- THE TASK -
Say how many lines contain the string "name". Give no other output.

-- BEGIN SUPPLIED MATERIAL --

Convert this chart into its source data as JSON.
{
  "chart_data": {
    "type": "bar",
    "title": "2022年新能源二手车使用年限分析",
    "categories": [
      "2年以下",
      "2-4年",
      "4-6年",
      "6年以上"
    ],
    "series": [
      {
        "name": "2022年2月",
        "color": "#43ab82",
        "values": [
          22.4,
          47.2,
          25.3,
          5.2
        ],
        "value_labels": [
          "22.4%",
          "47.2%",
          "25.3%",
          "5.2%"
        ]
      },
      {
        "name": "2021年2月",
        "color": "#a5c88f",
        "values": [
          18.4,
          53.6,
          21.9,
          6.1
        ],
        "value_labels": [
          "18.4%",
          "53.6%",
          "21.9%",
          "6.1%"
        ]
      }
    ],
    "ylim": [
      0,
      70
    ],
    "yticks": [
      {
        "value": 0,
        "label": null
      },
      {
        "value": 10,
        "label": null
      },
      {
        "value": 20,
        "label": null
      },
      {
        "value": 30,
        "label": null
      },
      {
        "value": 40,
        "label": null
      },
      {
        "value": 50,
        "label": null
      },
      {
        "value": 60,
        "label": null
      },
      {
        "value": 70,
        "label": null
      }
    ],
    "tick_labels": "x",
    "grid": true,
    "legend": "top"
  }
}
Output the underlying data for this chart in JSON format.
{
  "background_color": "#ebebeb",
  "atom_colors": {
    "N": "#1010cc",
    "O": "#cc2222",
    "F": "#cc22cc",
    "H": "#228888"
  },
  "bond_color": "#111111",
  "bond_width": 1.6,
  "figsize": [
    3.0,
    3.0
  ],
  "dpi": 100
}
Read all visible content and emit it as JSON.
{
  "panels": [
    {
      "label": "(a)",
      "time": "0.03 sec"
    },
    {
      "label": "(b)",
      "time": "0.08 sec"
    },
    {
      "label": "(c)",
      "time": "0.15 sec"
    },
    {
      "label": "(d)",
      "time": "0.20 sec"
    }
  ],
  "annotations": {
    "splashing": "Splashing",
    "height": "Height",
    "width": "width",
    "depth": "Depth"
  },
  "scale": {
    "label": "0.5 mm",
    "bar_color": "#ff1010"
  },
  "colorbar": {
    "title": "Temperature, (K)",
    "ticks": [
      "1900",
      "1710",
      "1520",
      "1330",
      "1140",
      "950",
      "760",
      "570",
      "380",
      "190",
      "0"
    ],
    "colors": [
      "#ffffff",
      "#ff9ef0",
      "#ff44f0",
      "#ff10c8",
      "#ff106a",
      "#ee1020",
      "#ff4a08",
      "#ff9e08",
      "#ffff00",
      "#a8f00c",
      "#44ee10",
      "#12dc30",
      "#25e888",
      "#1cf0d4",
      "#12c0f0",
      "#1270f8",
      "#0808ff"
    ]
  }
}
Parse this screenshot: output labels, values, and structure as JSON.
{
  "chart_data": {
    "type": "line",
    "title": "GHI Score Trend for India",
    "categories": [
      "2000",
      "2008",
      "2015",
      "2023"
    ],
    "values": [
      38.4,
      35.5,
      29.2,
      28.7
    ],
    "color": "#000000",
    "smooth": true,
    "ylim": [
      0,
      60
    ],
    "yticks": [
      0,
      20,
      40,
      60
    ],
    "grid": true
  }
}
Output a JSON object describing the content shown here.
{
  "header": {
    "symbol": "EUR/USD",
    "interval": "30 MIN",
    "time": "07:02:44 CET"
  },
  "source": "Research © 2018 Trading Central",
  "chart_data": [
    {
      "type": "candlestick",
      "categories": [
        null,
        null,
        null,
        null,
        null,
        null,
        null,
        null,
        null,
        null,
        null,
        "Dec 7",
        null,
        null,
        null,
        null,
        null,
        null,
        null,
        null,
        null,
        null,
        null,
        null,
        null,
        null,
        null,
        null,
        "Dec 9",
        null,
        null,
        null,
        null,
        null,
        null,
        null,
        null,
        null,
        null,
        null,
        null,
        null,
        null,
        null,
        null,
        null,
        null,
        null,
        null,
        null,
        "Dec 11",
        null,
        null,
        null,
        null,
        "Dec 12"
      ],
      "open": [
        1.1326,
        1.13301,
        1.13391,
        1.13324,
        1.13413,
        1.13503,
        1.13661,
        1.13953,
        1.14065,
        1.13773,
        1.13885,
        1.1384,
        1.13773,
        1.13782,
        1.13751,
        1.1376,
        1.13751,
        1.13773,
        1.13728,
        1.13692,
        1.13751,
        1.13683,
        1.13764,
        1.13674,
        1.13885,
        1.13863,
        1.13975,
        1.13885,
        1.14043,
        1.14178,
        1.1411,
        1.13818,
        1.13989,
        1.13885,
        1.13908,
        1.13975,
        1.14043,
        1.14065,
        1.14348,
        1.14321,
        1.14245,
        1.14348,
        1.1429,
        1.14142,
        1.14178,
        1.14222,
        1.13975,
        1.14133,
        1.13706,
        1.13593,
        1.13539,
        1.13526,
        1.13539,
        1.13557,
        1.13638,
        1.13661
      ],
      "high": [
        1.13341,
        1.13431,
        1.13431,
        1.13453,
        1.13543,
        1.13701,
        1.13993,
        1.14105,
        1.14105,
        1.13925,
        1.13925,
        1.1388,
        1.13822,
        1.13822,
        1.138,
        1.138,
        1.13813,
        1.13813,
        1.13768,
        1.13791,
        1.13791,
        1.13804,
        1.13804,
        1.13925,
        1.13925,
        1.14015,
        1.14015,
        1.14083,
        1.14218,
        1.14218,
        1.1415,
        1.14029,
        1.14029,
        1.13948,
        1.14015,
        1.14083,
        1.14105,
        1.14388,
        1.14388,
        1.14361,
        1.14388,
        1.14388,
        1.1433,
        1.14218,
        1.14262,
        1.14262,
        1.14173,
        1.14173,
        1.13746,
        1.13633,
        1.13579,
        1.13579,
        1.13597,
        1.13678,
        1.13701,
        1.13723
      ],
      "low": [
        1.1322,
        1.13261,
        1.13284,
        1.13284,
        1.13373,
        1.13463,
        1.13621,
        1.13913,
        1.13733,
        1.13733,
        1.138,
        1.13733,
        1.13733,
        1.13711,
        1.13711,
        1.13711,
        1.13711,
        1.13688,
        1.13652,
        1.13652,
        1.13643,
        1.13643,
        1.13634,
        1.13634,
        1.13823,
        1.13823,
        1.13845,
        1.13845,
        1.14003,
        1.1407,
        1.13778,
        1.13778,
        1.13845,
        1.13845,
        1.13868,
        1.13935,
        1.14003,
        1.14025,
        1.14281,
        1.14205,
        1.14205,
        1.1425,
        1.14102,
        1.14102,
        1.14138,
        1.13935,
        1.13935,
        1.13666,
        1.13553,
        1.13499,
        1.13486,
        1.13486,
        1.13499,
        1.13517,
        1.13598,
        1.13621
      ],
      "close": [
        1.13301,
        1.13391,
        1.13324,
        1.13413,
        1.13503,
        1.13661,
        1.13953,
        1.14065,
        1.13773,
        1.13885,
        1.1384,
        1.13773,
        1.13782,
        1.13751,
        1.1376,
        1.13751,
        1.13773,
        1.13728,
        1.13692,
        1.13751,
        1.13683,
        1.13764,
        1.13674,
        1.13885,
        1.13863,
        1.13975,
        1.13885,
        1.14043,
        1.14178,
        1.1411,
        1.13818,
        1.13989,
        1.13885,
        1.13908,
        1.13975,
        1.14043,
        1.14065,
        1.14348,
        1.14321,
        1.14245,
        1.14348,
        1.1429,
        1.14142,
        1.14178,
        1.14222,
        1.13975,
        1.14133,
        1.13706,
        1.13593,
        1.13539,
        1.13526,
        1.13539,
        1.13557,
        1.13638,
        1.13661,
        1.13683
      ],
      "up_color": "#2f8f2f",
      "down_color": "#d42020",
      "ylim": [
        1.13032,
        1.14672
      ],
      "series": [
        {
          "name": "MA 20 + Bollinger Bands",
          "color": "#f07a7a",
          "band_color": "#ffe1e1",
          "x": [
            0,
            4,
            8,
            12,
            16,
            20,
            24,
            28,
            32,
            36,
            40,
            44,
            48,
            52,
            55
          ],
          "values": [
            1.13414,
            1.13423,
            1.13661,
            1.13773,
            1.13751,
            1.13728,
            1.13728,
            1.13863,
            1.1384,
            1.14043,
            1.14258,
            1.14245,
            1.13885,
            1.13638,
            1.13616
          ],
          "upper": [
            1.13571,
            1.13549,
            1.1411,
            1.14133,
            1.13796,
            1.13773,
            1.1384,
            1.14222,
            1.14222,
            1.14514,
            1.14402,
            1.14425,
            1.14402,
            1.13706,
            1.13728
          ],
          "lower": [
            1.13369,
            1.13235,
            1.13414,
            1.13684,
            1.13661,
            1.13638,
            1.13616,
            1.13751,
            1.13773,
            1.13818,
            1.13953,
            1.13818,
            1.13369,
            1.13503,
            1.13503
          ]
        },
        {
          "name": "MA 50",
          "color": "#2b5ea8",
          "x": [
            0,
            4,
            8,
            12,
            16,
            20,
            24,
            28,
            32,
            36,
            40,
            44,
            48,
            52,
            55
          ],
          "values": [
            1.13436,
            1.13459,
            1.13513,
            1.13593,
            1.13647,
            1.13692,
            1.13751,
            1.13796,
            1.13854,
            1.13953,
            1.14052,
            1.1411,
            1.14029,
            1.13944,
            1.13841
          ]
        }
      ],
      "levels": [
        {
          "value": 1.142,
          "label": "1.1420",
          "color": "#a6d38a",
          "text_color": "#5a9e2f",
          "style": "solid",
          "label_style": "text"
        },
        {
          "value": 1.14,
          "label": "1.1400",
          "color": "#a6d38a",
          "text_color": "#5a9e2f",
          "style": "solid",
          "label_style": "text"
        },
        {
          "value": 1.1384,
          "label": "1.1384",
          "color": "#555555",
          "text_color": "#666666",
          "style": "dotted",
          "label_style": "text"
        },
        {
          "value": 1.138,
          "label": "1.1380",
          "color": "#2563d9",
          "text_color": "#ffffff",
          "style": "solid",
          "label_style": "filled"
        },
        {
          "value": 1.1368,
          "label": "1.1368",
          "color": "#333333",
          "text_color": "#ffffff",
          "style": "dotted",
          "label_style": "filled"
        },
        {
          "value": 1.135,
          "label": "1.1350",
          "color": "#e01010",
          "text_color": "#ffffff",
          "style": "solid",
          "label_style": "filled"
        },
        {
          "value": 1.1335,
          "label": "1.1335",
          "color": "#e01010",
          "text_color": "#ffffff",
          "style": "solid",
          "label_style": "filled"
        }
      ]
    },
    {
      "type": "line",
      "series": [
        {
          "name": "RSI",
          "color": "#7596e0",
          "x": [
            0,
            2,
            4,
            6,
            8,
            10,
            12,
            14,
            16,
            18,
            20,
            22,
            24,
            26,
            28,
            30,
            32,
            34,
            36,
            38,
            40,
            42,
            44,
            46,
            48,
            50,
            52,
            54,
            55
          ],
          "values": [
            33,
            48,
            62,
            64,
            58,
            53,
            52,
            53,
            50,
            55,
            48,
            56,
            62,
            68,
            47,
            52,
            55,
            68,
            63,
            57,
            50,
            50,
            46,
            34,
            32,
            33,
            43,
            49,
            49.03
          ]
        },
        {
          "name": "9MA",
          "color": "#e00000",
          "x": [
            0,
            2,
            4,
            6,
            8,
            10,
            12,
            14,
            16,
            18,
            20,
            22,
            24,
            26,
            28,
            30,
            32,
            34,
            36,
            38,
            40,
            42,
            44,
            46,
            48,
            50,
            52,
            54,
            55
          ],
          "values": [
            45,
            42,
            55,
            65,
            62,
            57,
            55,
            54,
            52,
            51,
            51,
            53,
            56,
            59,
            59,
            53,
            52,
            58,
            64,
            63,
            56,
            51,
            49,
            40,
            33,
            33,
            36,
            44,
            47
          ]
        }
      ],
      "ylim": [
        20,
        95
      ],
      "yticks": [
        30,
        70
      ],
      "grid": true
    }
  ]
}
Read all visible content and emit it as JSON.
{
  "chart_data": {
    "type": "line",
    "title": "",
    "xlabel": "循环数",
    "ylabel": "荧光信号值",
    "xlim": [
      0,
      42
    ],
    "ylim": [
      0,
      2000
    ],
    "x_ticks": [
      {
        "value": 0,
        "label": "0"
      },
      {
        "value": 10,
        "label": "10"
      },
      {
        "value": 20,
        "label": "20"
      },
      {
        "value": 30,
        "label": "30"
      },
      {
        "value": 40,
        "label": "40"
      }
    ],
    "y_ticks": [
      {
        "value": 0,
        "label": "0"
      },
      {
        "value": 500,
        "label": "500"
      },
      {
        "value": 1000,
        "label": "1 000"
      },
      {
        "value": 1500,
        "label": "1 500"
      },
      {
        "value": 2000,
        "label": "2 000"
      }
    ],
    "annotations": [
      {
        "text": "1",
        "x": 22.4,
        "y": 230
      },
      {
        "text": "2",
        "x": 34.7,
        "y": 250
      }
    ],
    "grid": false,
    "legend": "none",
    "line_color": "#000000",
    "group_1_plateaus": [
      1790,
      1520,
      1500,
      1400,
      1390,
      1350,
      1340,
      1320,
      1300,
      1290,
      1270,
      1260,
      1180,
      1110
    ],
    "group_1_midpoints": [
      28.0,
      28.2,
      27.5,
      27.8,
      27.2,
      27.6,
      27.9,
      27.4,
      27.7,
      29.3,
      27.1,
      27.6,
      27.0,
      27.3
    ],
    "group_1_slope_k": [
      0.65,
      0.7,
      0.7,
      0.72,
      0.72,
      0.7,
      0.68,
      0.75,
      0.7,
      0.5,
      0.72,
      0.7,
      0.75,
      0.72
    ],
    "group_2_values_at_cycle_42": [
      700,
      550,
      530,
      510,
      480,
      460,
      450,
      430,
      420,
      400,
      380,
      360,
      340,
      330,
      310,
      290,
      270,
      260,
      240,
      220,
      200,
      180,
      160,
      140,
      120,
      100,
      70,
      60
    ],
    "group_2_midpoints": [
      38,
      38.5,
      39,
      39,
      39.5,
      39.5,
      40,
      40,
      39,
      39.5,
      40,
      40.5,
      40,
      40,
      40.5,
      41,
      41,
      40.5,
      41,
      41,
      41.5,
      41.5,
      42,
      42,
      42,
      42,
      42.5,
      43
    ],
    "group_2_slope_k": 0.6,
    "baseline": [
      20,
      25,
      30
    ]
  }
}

-- END SUPPLIED MATERIAL --

- OUTPUT FOR THIS TASK -
6